**What you need to do:**
1. Copy the signal tower problem from "Note that if" up to and including "interval \([0, N]\).", and put "joining" in place of "union".
2. Write the next part of the signal tower problem, picking up after its last sentence.

— begin Page extract —

Sealing the Invasion

WLP has been troubled by the enemy raids on his shipyard and warehouse near the beach while he enjoys his online battle game. In order to monitor the entire beach, he divides the beach into several vertical columns (perpendicular to the coastline) and places a few signal towers in some of these columns. Each signal tower has a working radius, meaning that any enemy within a circular area of radius \(r\) centered at the tower will be detected.

However, the enemies are very cunning. They can take any arbitrarily curved path inside the region bounded by the two vertical boundaries constructed by the 0-th and \(N\)-th columns in order to sneak through, as long as the path does not cross these boundaries. In order to prevent any enemy from infiltrating from the beach to the inland, WLP wonders:

What is the minimum radius \(r\) required for each signal tower such that every continuous path from the beach to the inland will intersect at least one tower's circular surveillance area?

Note that if the union of the signal towers' circles completely covers the interval \([0, N]\) along the line on which the towers are placed, then any continuous curve (by the intermediate value theorem) crossing from one side to the other must pass through a tower's circular area. With the towers positioned on some of the columns at positions \(a_1, a_2, \dots, a_M\) (with \(0 < a_1 < a_2 < \cdots < a_M < N\)), the problem reduces to finding the smallest \(r\) such that the union of intervals \([a_i - r, a_i + r]\) covers the entire interval \([0, N]\).

— end Page extract —
— begin Dataset content —

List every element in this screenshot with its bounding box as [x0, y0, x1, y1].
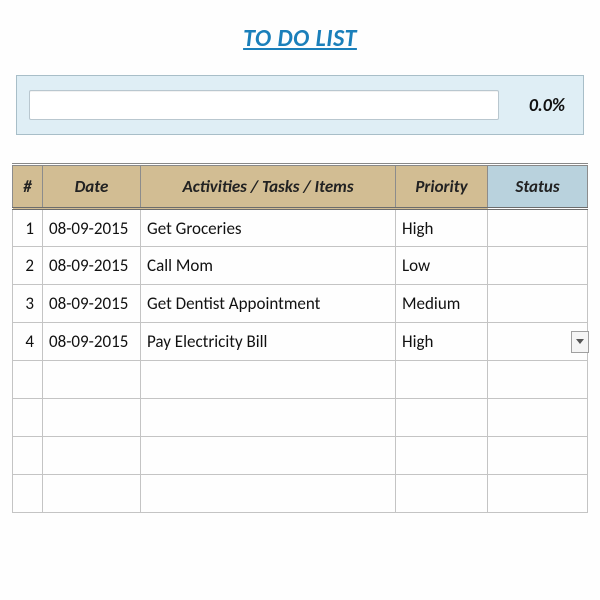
col-header-status[interactable]: Status	[488, 165, 588, 209]
cell-task[interactable]: Pay Electricity Bill	[141, 323, 396, 361]
cell-status[interactable]	[488, 285, 588, 323]
cell-priority[interactable]	[396, 437, 488, 475]
table-row: 408-09-2015Pay Electricity BillHigh	[13, 323, 588, 361]
cell-task[interactable]	[141, 399, 396, 437]
table-row	[13, 361, 588, 399]
chevron-down-icon	[576, 339, 584, 344]
cell-priority[interactable]: Low	[396, 247, 488, 285]
cell-number[interactable]: 3	[13, 285, 43, 323]
cell-status[interactable]	[488, 437, 588, 475]
cell-date[interactable]: 08-09-2015	[43, 247, 141, 285]
cell-number[interactable]	[13, 399, 43, 437]
table-row: 208-09-2015Call MomLow	[13, 247, 588, 285]
cell-number[interactable]: 1	[13, 209, 43, 247]
progress-panel: 0.0%	[16, 75, 584, 135]
cell-status[interactable]	[488, 209, 588, 247]
cell-date[interactable]: 08-09-2015	[43, 209, 141, 247]
cell-number[interactable]: 4	[13, 323, 43, 361]
cell-date[interactable]	[43, 437, 141, 475]
cell-number[interactable]	[13, 475, 43, 513]
cell-date[interactable]: 08-09-2015	[43, 285, 141, 323]
cell-date[interactable]: 08-09-2015	[43, 323, 141, 361]
table-row: 108-09-2015Get GroceriesHigh	[13, 209, 588, 247]
cell-number[interactable]: 2	[13, 247, 43, 285]
table-row: 308-09-2015Get Dentist AppointmentMedium	[13, 285, 588, 323]
cell-task[interactable]	[141, 475, 396, 513]
cell-priority[interactable]: High	[396, 209, 488, 247]
cell-number[interactable]	[13, 437, 43, 475]
progress-bar	[29, 90, 499, 120]
col-header-number[interactable]: #	[13, 165, 43, 209]
col-header-date[interactable]: Date	[43, 165, 141, 209]
cell-priority[interactable]	[396, 361, 488, 399]
progress-percent: 0.0%	[509, 94, 571, 116]
cell-priority[interactable]	[396, 475, 488, 513]
table-row	[13, 475, 588, 513]
col-header-task[interactable]: Activities / Tasks / Items	[141, 165, 396, 209]
cell-status[interactable]	[488, 323, 588, 361]
table-header-row: # Date Activities / Tasks / Items Priori…	[13, 165, 588, 209]
cell-task[interactable]	[141, 437, 396, 475]
status-dropdown-button[interactable]	[571, 331, 589, 353]
cell-number[interactable]	[13, 361, 43, 399]
col-header-priority[interactable]: Priority	[396, 165, 488, 209]
cell-task[interactable]: Call Mom	[141, 247, 396, 285]
cell-date[interactable]	[43, 361, 141, 399]
cell-task[interactable]: Get Groceries	[141, 209, 396, 247]
cell-date[interactable]	[43, 399, 141, 437]
cell-task[interactable]	[141, 361, 396, 399]
cell-status[interactable]	[488, 247, 588, 285]
cell-status[interactable]	[488, 399, 588, 437]
cell-status[interactable]	[488, 361, 588, 399]
table-row	[13, 399, 588, 437]
table-row	[13, 437, 588, 475]
cell-date[interactable]	[43, 475, 141, 513]
cell-priority[interactable]: Medium	[396, 285, 488, 323]
cell-status[interactable]	[488, 475, 588, 513]
cell-priority[interactable]: High	[396, 323, 488, 361]
todo-table: # Date Activities / Tasks / Items Priori…	[12, 163, 588, 513]
cell-task[interactable]: Get Dentist Appointment	[141, 285, 396, 323]
page-title: TO DO LIST	[243, 24, 357, 53]
cell-priority[interactable]	[396, 399, 488, 437]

— end Dataset content —

**Answers to the problems:**
1.
Note that if the joining of the signal towers' circles completely covers the interval \([0, N]\) along the line on which the towers are placed, then any continuous curve (by the intermediate value theorem) crossing from one side to the other must pass through a tower's circular area. With the towers positioned on some of the columns at positions \(a_1, a_2, \dots, a_M\) (with \(0 < a_1 < a_2 < \cdots < a_M < N\)), the problem reduces to finding the smallest \(r\) such that the joining of intervals \([a_i - r, a_i + r]\) covers the entire interval \([0, N]\).

2.
This is equivalent to computing:

\[ r = \max\left(a_1-0,\; N - a_M,\; \max_{1\le i< M} \frac{a_{i+1}-a_i}{2}\right). \]

Please output \(r\) as a floating point number with one digit after the decimal point. It is guaranteed that a solution exists.

inputFormat

The input consists of two lines.

The first line contains two integers \(N\) and \(M\) (with \(N > 0\) and \(M \ge 1\)), where \(N\) represents the width of the beach (i.e. the distance between column 0 and column \(N\)), and \(M\) is the number of signal towers.

The second line contains \(M\) integers \(a_1, a_2, \dots, a_M\) (\(0 < a_1 < a_2 < \cdots < a_M < N\)), representing the column indices where the towers are placed.

outputFormat

Output the minimum required radius \(r\) needed for the towers so that any continuous path connecting the two boundaries is intercepted by at least one tower's circular zone. The answer should be printed as a floating point number with one digit after the decimal point.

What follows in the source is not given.